Copy nothing but the text: repeat each entry exactly and drop the images.

━━━━━ Data shown

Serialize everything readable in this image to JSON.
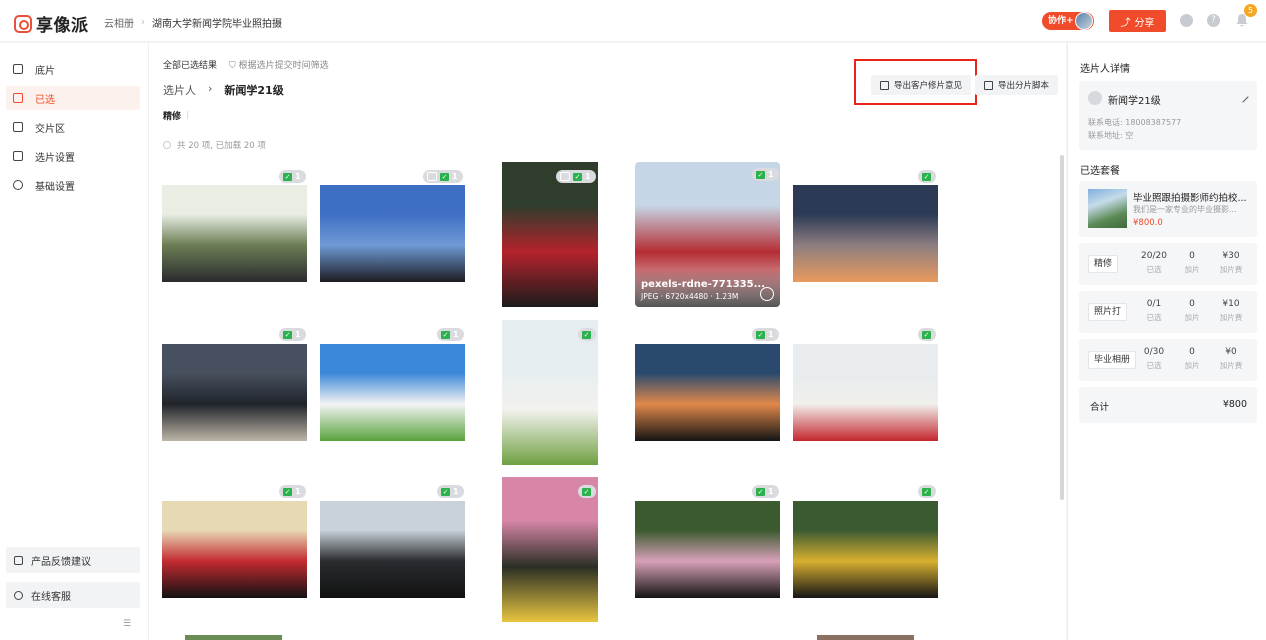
{
  "app": {
    "logo_text": "享像派"
  },
  "breadcrumb": {
    "root": "云相册",
    "current": "湖南大学新闻学院毕业照拍摄"
  },
  "header": {
    "collab_label": "协作+",
    "share_label": "分享",
    "notification_count": "5"
  },
  "sidebar": {
    "items": [
      {
        "label": "底片",
        "icon": "film-icon",
        "active": false
      },
      {
        "label": "已选",
        "icon": "selected-icon",
        "active": true
      },
      {
        "label": "交片区",
        "icon": "delivery-icon",
        "active": false
      },
      {
        "label": "选片设置",
        "icon": "selection-settings-icon",
        "active": false
      },
      {
        "label": "基础设置",
        "icon": "gear-icon",
        "active": false
      }
    ],
    "feedback_label": "产品反馈建议",
    "support_label": "在线客服"
  },
  "main": {
    "tab_label": "全部已选结果",
    "filter_label": "根据选片提交时间筛选",
    "selector_label": "选片人",
    "selector_name": "新闻学21级",
    "subtab_label": "精修",
    "count_text": "共 20 项,  已加载 20 项",
    "export_feedback_label": "导出客户修片意见",
    "export_script_label": "导出分片脚本"
  },
  "photos": [
    {
      "id": "p1",
      "badge": "1",
      "comment": false,
      "colors": [
        "#e9eee5",
        "#6c7e55",
        "#2a2a2e"
      ]
    },
    {
      "id": "p2",
      "badge": "1",
      "comment": true,
      "colors": [
        "#3f6fc4",
        "#6f9ad6",
        "#1c1c22"
      ]
    },
    {
      "id": "p3",
      "badge": "1",
      "comment": true,
      "colors": [
        "#2f3d2c",
        "#b4232c",
        "#1b1b1b"
      ]
    },
    {
      "id": "p4",
      "badge": "1",
      "comment": false,
      "hover": true,
      "hover_name": "pexels-rdne-771335...",
      "hover_meta": "JPEG · 6720x4480 · 1.23M",
      "colors": [
        "#c6d6e6",
        "#b52d33",
        "#efefef"
      ]
    },
    {
      "id": "p5",
      "badge": "",
      "comment": false,
      "colors": [
        "#2c3a55",
        "#8c7d80",
        "#e99a5d"
      ]
    },
    {
      "id": "p6",
      "badge": "1",
      "comment": false,
      "colors": [
        "#47505e",
        "#20242a",
        "#bdb5a8"
      ]
    },
    {
      "id": "p7",
      "badge": "1",
      "comment": false,
      "colors": [
        "#3c88d8",
        "#f3f3f3",
        "#58a33e"
      ]
    },
    {
      "id": "p8",
      "badge": "",
      "comment": false,
      "colors": [
        "#e5edf1",
        "#f2f2ee",
        "#6fa040"
      ]
    },
    {
      "id": "p9",
      "badge": "1",
      "comment": false,
      "colors": [
        "#294a6e",
        "#e0884a",
        "#141414"
      ]
    },
    {
      "id": "p10",
      "badge": "",
      "comment": false,
      "colors": [
        "#e8ecef",
        "#f0f0ec",
        "#c4262d"
      ]
    },
    {
      "id": "p11",
      "badge": "1",
      "comment": false,
      "colors": [
        "#e8d9b5",
        "#c32b31",
        "#121212"
      ]
    },
    {
      "id": "p12",
      "badge": "1",
      "comment": false,
      "colors": [
        "#c8d2d8",
        "#2a2c30",
        "#111111"
      ]
    },
    {
      "id": "p13",
      "badge": "",
      "comment": false,
      "colors": [
        "#d786a8",
        "#2a2f24",
        "#e8c540"
      ]
    },
    {
      "id": "p14",
      "badge": "1",
      "comment": false,
      "colors": [
        "#3b5a2e",
        "#d8a0b8",
        "#141414"
      ]
    },
    {
      "id": "p15",
      "badge": "",
      "comment": false,
      "colors": [
        "#3a5a32",
        "#d8b030",
        "#151515"
      ]
    }
  ],
  "right_panel": {
    "detail_title": "选片人详情",
    "person_name": "新闻学21级",
    "phone_text": "联系电话: 18008387577",
    "address_text": "联系地址: 空",
    "package_title": "已选套餐",
    "package_name": "毕业照跟拍摄影师约拍校...",
    "package_desc": "我们是一家专业的毕业摄影...",
    "package_price": "¥800.0",
    "rows": [
      {
        "tag": "精修",
        "selected": "20/20",
        "addon": "0",
        "fee": "¥30",
        "selected_label": "已选",
        "addon_label": "加片",
        "fee_label": "加片费"
      },
      {
        "tag": "照片打",
        "selected": "0/1",
        "addon": "0",
        "fee": "¥10",
        "selected_label": "已选",
        "addon_label": "加片",
        "fee_label": "加片费"
      },
      {
        "tag": "毕业相册",
        "selected": "0/30",
        "addon": "0",
        "fee": "¥0",
        "selected_label": "已选",
        "addon_label": "加片",
        "fee_label": "加片费"
      }
    ],
    "total_label": "合计",
    "total_value": "¥800"
  },
  "colors": {
    "accent": "#f04b2a",
    "check_green": "#2bb24c",
    "highlight_red": "#e8251b"
  }
}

━━━━━━━━━━

*Response:*
Serialize everything readable in this image to JSON.
{
  "app": {
    "logo_text": "享像派"
  },
  "breadcrumb": {
    "root": "云相册",
    "current": "湖南大学新闻学院毕业照拍摄"
  },
  "header": {
    "collab_label": "协作+",
    "share_label": "分享",
    "notification_count": "5"
  },
  "sidebar": {
    "items": [
      {
        "label": "底片",
        "icon": "film-icon",
        "active": false
      },
      {
        "label": "已选",
        "icon": "selected-icon",
        "active": true
      },
      {
        "label": "交片区",
        "icon": "delivery-icon",
        "active": false
      },
      {
        "label": "选片设置",
        "icon": "selection-settings-icon",
        "active": false
      },
      {
        "label": "基础设置",
        "icon": "gear-icon",
        "active": false
      }
    ],
    "feedback_label": "产品反馈建议",
    "support_label": "在线客服"
  },
  "main": {
    "tab_label": "全部已选结果",
    "filter_label": "根据选片提交时间筛选",
    "selector_label": "选片人",
    "selector_name": "新闻学21级",
    "subtab_label": "精修",
    "count_text": "共 20 项,  已加载 20 项",
    "export_feedback_label": "导出客户修片意见",
    "export_script_label": "导出分片脚本"
  },
  "photos": [
    {
      "id": "p1",
      "badge": "1",
      "comment": false,
      "colors": [
        "#e9eee5",
        "#6c7e55",
        "#2a2a2e"
      ]
    },
    {
      "id": "p2",
      "badge": "1",
      "comment": true,
      "colors": [
        "#3f6fc4",
        "#6f9ad6",
        "#1c1c22"
      ]
    },
    {
      "id": "p3",
      "badge": "1",
      "comment": true,
      "colors": [
        "#2f3d2c",
        "#b4232c",
        "#1b1b1b"
      ]
    },
    {
      "id": "p4",
      "badge": "1",
      "comment": false,
      "hover": true,
      "hover_name": "pexels-rdne-771335...",
      "hover_meta": "JPEG · 6720x4480 · 1.23M",
      "colors": [
        "#c6d6e6",
        "#b52d33",
        "#efefef"
      ]
    },
    {
      "id": "p5",
      "badge": "",
      "comment": false,
      "colors": [
        "#2c3a55",
        "#8c7d80",
        "#e99a5d"
      ]
    },
    {
      "id": "p6",
      "badge": "1",
      "comment": false,
      "colors": [
        "#47505e",
        "#20242a",
        "#bdb5a8"
      ]
    },
    {
      "id": "p7",
      "badge": "1",
      "comment": false,
      "colors": [
        "#3c88d8",
        "#f3f3f3",
        "#58a33e"
      ]
    },
    {
      "id": "p8",
      "badge": "",
      "comment": false,
      "colors": [
        "#e5edf1",
        "#f2f2ee",
        "#6fa040"
      ]
    },
    {
      "id": "p9",
      "badge": "1",
      "comment": false,
      "colors": [
        "#294a6e",
        "#e0884a",
        "#141414"
      ]
    },
    {
      "id": "p10",
      "badge": "",
      "comment": false,
      "colors": [
        "#e8ecef",
        "#f0f0ec",
        "#c4262d"
      ]
    },
    {
      "id": "p11",
      "badge": "1",
      "comment": false,
      "colors": [
        "#e8d9b5",
        "#c32b31",
        "#121212"
      ]
    },
    {
      "id": "p12",
      "badge": "1",
      "comment": false,
      "colors": [
        "#c8d2d8",
        "#2a2c30",
        "#111111"
      ]
    },
    {
      "id": "p13",
      "badge": "",
      "comment": false,
      "colors": [
        "#d786a8",
        "#2a2f24",
        "#e8c540"
      ]
    },
    {
      "id": "p14",
      "badge": "1",
      "comment": false,
      "colors": [
        "#3b5a2e",
        "#d8a0b8",
        "#141414"
      ]
    },
    {
      "id": "p15",
      "badge": "",
      "comment": false,
      "colors": [
        "#3a5a32",
        "#d8b030",
        "#151515"
      ]
    }
  ],
  "right_panel": {
    "detail_title": "选片人详情",
    "person_name": "新闻学21级",
    "phone_text": "联系电话: 18008387577",
    "address_text": "联系地址: 空",
    "package_title": "已选套餐",
    "package_name": "毕业照跟拍摄影师约拍校...",
    "package_desc": "我们是一家专业的毕业摄影...",
    "package_price": "¥800.0",
    "rows": [
      {
        "tag": "精修",
        "selected": "20/20",
        "addon": "0",
        "fee": "¥30",
        "selected_label": "已选",
        "addon_label": "加片",
        "fee_label": "加片费"
      },
      {
        "tag": "照片打",
        "selected": "0/1",
        "addon": "0",
        "fee": "¥10",
        "selected_label": "已选",
        "addon_label": "加片",
        "fee_label": "加片费"
      },
      {
        "tag": "毕业相册",
        "selected": "0/30",
        "addon": "0",
        "fee": "¥0",
        "selected_label": "已选",
        "addon_label": "加片",
        "fee_label": "加片费"
      }
    ],
    "total_label": "合计",
    "total_value": "¥800"
  },
  "colors": {
    "accent": "#f04b2a",
    "check_green": "#2bb24c",
    "highlight_red": "#e8251b"
  }
}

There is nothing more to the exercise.